Copy out each line of the material in which the word "this" appears.

*** MATERIAL SUPPLIED

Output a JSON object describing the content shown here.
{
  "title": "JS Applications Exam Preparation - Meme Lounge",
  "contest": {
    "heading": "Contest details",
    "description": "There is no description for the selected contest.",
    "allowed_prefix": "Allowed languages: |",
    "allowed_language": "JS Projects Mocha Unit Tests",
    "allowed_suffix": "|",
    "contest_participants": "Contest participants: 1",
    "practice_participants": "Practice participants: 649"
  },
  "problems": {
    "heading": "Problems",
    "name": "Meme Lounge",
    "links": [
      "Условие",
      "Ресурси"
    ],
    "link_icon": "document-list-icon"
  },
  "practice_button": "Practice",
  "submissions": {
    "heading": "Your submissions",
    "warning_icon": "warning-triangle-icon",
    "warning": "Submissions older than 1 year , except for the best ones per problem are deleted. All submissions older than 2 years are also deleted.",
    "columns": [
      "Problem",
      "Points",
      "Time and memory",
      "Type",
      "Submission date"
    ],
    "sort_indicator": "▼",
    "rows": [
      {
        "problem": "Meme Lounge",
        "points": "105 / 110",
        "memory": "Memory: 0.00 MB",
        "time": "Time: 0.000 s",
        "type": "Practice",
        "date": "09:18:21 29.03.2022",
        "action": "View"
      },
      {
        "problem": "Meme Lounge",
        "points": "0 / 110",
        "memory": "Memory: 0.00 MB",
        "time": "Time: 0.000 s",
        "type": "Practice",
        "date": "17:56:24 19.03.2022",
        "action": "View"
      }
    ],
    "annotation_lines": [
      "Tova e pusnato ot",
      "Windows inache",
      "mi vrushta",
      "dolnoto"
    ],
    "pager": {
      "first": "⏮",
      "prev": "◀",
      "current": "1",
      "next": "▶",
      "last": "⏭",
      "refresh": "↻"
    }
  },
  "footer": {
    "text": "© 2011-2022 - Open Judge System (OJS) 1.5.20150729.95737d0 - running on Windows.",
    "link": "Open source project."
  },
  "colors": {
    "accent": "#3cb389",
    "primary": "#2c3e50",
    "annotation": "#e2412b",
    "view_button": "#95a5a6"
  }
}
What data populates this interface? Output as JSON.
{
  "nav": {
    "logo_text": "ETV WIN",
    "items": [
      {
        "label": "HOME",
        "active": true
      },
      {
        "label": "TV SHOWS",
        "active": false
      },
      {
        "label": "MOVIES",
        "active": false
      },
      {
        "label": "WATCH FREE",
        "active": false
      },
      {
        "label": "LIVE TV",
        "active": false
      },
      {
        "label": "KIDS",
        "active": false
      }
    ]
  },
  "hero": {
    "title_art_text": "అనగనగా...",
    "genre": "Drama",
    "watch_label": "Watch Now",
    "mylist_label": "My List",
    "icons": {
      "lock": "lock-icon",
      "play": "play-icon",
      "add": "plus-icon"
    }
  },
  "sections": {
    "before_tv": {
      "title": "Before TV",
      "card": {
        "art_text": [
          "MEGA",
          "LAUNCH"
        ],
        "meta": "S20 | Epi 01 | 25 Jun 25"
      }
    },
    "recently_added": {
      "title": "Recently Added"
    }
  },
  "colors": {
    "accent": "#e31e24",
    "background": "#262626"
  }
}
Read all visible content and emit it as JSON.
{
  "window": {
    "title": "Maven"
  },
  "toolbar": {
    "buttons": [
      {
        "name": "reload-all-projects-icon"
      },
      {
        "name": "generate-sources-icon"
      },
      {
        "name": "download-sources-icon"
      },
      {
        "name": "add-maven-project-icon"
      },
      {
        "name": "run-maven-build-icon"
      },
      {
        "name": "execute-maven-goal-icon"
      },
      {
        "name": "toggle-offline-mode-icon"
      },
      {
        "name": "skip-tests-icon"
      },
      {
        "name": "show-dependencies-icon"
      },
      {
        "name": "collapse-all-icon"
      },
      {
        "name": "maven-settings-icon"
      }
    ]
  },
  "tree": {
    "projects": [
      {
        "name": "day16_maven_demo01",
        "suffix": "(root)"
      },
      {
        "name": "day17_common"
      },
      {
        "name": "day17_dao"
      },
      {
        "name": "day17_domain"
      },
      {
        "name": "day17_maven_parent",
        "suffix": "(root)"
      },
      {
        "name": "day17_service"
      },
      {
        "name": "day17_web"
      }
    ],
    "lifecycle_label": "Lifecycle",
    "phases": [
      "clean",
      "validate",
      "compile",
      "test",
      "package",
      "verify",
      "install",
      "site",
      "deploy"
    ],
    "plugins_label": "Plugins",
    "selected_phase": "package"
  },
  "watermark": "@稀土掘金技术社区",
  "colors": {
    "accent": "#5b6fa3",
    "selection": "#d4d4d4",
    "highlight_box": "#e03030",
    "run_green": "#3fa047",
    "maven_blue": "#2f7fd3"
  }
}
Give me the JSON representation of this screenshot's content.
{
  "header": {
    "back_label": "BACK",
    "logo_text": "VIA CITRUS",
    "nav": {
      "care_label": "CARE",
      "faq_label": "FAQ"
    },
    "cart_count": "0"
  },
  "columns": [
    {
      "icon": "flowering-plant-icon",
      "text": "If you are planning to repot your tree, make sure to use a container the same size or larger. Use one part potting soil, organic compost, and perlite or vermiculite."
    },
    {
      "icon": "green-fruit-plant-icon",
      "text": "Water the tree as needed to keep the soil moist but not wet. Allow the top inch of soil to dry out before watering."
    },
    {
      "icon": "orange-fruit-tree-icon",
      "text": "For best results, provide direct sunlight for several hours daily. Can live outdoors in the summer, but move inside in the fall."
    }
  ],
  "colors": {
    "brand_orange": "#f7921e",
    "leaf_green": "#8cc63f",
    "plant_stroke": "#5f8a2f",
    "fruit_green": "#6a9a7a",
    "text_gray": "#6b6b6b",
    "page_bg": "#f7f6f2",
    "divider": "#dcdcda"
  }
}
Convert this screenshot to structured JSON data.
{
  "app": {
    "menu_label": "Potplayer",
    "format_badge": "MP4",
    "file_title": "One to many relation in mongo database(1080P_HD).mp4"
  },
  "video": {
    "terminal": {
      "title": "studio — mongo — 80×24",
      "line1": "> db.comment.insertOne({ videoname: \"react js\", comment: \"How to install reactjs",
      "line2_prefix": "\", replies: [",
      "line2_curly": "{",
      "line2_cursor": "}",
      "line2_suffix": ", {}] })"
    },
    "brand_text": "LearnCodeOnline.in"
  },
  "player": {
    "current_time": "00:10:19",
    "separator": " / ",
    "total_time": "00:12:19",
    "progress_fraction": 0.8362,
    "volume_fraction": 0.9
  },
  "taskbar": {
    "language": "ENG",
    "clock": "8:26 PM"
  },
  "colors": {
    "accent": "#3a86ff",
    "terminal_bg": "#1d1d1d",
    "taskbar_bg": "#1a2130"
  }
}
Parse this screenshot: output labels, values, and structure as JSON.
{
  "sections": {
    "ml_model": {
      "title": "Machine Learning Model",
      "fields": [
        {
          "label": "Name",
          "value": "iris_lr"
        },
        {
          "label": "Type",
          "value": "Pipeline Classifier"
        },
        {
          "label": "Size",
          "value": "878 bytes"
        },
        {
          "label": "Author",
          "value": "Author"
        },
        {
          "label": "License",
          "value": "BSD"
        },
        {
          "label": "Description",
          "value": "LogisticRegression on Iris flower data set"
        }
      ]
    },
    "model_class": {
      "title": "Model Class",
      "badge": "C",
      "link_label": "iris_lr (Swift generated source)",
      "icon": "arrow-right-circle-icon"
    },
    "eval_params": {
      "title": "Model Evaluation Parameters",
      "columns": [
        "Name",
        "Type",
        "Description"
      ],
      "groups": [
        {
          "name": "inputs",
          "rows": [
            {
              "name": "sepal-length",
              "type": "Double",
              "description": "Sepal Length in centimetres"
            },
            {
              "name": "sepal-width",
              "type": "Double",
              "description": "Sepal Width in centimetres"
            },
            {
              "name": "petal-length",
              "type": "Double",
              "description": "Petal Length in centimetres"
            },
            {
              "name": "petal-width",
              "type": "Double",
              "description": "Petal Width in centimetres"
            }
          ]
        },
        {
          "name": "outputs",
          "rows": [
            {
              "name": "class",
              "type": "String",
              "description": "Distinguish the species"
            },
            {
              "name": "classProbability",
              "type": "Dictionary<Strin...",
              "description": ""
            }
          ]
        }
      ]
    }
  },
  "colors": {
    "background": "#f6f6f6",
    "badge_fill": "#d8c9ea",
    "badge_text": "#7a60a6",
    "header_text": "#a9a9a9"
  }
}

******

• **FULL SOLUTION**:
What data populates this interface? Output as JSON.
Give me the JSON representation of this screenshot's content.
Convert this screenshot to structured JSON data.
Parse this screenshot: output labels, values, and structure as JSON.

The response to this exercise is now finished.